**What is asked**
Reproduce the lines below verbatim, from the first line through the line that contains "panel-header: CPU 昨天", with both of those lines included.

**Given records**
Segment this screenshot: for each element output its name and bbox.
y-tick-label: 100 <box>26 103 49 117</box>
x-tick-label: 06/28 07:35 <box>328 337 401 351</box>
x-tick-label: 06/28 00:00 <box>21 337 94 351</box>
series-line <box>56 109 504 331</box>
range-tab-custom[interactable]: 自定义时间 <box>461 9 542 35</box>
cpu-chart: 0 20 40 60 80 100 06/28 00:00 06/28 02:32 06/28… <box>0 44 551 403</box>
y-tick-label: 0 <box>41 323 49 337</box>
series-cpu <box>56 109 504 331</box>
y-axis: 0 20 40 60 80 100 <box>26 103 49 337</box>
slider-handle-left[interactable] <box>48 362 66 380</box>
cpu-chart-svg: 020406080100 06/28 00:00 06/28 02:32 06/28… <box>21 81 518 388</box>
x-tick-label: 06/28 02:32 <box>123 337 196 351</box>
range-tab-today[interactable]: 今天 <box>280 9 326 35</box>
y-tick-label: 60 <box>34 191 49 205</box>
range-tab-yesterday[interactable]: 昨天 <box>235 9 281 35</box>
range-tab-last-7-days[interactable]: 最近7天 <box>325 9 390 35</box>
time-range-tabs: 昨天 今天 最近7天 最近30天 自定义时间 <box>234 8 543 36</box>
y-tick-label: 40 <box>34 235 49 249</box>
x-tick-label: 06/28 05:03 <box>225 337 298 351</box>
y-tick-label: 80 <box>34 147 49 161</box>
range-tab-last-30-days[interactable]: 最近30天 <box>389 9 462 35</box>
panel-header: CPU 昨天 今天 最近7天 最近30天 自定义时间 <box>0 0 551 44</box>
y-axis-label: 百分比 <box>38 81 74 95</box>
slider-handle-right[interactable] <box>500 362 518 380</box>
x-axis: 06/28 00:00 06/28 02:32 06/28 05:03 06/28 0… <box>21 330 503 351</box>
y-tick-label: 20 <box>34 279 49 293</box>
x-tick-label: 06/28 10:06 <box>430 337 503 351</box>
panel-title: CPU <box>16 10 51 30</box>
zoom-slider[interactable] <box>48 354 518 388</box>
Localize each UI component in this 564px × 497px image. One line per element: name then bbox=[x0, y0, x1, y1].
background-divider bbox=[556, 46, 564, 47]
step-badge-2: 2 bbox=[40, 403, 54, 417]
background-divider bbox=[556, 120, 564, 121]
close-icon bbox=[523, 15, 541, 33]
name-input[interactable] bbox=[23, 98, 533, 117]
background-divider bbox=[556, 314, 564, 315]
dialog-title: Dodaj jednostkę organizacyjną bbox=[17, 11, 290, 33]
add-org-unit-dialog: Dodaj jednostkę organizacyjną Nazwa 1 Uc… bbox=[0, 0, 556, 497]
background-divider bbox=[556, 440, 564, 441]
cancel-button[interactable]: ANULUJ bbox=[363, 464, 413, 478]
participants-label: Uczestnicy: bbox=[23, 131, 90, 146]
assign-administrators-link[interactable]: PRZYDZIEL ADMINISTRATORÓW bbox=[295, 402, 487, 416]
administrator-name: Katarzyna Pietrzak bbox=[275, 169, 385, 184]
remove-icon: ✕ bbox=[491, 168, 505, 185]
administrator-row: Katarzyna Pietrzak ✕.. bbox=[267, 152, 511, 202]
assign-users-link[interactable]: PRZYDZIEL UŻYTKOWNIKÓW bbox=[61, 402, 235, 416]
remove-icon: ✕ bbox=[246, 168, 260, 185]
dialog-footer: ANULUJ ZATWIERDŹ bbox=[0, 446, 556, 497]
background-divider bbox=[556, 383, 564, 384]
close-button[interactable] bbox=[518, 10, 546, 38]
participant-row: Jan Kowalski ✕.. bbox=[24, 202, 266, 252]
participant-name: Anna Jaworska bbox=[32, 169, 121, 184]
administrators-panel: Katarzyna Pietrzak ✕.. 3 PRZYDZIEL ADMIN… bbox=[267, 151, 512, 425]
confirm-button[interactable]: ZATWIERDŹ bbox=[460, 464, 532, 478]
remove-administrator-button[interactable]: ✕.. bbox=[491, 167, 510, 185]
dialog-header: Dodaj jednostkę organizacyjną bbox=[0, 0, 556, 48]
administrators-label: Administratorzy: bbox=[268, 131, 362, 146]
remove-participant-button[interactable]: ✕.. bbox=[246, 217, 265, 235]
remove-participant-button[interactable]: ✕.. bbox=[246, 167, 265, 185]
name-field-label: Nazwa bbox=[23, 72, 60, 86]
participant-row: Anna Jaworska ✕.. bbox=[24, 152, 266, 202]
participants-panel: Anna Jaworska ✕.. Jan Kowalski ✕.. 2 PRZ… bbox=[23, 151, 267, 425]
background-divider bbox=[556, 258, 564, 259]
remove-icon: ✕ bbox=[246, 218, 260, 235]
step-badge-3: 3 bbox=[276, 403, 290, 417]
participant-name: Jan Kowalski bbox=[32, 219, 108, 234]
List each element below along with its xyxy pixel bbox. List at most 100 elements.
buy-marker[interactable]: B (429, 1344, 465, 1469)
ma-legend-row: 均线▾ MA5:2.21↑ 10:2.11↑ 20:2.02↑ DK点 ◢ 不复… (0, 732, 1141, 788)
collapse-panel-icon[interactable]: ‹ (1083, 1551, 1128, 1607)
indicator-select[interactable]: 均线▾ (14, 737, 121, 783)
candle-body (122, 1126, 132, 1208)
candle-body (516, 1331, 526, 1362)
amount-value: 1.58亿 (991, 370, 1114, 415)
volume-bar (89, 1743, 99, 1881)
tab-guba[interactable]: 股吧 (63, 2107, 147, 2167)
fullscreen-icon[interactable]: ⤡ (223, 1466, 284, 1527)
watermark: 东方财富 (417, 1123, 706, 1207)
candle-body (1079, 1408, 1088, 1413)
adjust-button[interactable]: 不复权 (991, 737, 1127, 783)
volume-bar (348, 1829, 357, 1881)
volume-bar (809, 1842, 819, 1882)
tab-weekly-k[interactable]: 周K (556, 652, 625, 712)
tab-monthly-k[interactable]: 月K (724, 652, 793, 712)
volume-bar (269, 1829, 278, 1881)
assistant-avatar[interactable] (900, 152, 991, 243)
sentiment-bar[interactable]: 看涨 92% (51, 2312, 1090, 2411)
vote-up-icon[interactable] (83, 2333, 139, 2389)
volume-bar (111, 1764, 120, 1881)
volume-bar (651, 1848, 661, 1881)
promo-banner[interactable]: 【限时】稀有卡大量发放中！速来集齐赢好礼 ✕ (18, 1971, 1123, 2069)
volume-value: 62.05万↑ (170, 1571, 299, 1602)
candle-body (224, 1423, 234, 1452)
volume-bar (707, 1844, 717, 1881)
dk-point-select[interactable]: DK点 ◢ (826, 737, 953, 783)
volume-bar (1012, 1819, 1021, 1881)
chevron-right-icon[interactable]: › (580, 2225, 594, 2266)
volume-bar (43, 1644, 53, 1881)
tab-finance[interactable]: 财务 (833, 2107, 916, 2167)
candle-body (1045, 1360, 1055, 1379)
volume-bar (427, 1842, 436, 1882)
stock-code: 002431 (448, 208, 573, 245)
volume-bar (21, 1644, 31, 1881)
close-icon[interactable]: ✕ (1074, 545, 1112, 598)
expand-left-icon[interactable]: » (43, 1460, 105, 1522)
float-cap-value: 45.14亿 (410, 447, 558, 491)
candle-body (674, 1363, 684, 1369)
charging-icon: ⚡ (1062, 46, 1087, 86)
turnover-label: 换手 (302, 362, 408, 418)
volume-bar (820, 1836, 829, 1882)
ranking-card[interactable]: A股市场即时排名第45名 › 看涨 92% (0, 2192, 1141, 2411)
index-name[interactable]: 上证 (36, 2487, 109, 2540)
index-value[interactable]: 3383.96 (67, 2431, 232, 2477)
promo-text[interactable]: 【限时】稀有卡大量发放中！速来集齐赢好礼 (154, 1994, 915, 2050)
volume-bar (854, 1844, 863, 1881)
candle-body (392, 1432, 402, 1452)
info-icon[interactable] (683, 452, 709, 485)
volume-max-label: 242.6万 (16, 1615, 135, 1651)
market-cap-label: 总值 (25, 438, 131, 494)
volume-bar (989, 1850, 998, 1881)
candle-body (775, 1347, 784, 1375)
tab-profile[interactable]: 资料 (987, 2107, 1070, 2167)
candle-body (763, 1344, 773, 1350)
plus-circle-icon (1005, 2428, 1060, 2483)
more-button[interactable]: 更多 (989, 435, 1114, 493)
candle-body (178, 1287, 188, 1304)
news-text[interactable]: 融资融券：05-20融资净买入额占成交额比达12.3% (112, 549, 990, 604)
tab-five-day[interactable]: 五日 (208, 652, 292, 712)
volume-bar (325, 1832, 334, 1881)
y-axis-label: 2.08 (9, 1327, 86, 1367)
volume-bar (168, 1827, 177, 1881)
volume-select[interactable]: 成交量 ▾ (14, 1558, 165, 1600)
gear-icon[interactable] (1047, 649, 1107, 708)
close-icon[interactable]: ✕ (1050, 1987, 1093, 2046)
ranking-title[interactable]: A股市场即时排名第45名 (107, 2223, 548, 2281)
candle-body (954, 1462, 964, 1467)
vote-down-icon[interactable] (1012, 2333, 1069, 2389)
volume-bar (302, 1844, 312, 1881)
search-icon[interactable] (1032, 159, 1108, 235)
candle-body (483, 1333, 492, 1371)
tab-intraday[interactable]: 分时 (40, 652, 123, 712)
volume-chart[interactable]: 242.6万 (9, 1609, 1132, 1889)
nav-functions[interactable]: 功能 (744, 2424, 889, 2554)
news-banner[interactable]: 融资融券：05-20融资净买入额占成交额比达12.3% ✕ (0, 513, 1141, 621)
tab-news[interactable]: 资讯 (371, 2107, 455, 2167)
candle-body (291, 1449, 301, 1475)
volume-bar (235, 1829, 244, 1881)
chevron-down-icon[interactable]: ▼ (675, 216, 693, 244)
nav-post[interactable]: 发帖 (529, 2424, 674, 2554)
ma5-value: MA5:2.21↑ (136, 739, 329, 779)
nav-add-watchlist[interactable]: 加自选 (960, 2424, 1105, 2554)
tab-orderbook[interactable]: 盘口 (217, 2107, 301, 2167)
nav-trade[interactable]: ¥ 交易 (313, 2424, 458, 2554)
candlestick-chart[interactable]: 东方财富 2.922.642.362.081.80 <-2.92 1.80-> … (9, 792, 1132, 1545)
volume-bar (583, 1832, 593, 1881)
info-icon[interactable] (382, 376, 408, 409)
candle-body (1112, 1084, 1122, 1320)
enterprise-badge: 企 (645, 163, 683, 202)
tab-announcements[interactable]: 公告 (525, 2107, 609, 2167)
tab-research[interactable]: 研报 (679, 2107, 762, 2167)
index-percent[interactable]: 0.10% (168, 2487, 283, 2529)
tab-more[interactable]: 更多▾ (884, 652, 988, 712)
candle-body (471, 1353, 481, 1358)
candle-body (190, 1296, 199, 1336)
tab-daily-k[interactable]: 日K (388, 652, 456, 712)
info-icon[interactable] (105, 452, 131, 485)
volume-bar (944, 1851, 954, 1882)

**Full answer**
Segment this screenshot: for each element output its name and bbox.
y-tick-label: 100 <box>26 103 49 117</box>
x-tick-label: 06/28 07:35 <box>328 337 401 351</box>
x-tick-label: 06/28 00:00 <box>21 337 94 351</box>
series-line <box>56 109 504 331</box>
range-tab-custom[interactable]: 自定义时间 <box>461 9 542 35</box>
cpu-chart: 0 20 40 60 80 100 06/28 00:00 06/28 02:32 06/28… <box>0 44 551 403</box>
y-tick-label: 0 <box>41 323 49 337</box>
series-cpu <box>56 109 504 331</box>
y-axis: 0 20 40 60 80 100 <box>26 103 49 337</box>
slider-handle-left[interactable] <box>48 362 66 380</box>
cpu-chart-svg: 020406080100 06/28 00:00 06/28 02:32 06/28… <box>21 81 518 388</box>
x-tick-label: 06/28 02:32 <box>123 337 196 351</box>
range-tab-today[interactable]: 今天 <box>280 9 326 35</box>
y-tick-label: 60 <box>34 191 49 205</box>
range-tab-yesterday[interactable]: 昨天 <box>235 9 281 35</box>
range-tab-last-7-days[interactable]: 最近7天 <box>325 9 390 35</box>
time-range-tabs: 昨天 今天 最近7天 最近30天 自定义时间 <box>234 8 543 36</box>
y-tick-label: 40 <box>34 235 49 249</box>
x-tick-label: 06/28 05:03 <box>225 337 298 351</box>
y-tick-label: 80 <box>34 147 49 161</box>
range-tab-last-30-days[interactable]: 最近30天 <box>389 9 462 35</box>
panel-header: CPU 昨天 今天 最近7天 最近30天 自定义时间 <box>0 0 551 44</box>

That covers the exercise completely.